Set down, word for word, the portion of the passage on the nature of Man that starts with "Now if man is" and goes on through "so constituted appears?".

══ Given text

But how could that Principle have such perception, be aware of things of sense? Surely it is untenable on the one hand that sense-perception should exist There, from eternity, and on the other that only upon the debasement of the soul should there be sense-perception here and the accomplishment in this realm of the Act of what was always a power in that?

4.To meet the difficulty we must make a close examination of the nature of Man in the Intellectual; perhaps, though, it is better to begin with the man of this plane lest we be reasoning to Man There from a misconception of Man here.There may even be some who deny the difference.

We ask first whether man as here is a Reason-Principle different to that soul which produces him as here and gives him life and thought; or is he that very soul or, again, the [yet lower] soul using the human body?

Now if man is a reasonable living being and by "living being" is meant a conjoint of soul and body, the Reason-Principle of man is not identical with soul.But if the conjoint of soul and body is the reason-principle of man, how can man be an eternal reality, seeing that it is only when soul and body have come together that the Reason-Principle so constituted appears?

════
══ Extracted entries

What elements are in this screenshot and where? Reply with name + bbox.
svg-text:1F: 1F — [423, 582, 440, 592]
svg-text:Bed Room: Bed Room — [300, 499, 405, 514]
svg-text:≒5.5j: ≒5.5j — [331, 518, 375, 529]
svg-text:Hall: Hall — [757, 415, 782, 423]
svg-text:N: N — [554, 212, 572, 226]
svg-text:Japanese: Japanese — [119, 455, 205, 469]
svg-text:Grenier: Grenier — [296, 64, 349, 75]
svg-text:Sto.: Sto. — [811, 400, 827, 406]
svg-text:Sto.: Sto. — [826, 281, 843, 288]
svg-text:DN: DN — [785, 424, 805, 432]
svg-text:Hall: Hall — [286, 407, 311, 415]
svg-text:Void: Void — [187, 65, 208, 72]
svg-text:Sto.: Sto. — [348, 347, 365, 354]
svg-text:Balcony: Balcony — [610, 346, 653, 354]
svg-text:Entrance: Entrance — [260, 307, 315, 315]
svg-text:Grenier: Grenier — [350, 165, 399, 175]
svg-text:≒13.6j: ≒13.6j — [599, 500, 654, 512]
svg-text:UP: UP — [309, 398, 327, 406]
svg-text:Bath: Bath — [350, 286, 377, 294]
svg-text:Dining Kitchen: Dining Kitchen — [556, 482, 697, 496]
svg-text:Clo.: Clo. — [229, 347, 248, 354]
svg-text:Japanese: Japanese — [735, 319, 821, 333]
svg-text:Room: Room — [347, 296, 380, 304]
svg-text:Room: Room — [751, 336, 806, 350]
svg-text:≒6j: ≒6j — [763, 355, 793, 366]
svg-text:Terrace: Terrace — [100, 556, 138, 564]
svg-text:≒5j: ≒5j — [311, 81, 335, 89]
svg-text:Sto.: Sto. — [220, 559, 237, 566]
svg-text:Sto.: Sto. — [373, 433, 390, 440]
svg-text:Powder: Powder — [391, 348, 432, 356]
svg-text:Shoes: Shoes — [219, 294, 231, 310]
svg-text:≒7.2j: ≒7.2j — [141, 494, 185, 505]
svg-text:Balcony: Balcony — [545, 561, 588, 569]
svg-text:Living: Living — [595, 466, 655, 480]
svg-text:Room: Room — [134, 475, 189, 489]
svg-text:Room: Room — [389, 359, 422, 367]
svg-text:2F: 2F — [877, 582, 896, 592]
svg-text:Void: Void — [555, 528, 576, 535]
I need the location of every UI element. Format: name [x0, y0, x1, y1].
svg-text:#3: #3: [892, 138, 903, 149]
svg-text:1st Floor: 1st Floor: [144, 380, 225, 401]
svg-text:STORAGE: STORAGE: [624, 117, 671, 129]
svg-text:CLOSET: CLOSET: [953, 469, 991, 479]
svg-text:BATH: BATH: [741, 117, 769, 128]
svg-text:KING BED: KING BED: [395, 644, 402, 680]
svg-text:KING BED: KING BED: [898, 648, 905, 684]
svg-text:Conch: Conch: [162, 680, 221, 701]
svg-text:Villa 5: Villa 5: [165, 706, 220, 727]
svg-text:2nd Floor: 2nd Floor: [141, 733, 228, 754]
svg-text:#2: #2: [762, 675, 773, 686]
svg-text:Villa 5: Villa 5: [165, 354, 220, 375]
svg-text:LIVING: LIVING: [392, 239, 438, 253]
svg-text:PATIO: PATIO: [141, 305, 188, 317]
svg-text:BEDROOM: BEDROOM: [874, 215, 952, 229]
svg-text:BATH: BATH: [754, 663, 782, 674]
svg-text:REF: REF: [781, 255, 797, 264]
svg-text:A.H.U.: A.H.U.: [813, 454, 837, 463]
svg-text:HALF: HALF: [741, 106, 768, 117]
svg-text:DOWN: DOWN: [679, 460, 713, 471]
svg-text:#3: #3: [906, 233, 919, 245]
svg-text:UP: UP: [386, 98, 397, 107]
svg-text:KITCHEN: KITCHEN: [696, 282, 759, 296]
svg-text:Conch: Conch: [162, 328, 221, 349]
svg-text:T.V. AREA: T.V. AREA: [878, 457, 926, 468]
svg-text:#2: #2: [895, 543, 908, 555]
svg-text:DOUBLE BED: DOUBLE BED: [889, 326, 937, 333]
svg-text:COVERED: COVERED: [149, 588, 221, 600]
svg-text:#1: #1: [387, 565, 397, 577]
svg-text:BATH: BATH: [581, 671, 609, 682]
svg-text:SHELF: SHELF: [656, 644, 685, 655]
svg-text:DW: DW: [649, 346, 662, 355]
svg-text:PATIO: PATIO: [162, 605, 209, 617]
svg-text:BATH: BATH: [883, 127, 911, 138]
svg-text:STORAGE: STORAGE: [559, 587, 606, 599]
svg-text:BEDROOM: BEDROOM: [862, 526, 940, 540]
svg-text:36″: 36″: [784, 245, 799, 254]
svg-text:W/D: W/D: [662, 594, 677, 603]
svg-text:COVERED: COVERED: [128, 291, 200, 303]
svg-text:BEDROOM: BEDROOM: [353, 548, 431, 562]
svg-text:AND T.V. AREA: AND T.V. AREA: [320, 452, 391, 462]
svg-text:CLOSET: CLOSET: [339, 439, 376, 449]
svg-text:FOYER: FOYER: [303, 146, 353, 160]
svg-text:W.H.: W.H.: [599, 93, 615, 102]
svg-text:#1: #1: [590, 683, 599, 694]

════

§ **Response box**
Now if man is a reasonable living being and by "living being" is meant a conjoint of soul and body, the Reason-Principle of man is not identical with soul.But if the conjoint of soul and body is the reason-principle of man, how can man be an eternal reality, seeing that it is only when soul and body have come together that the Reason-Principle so constituted appears?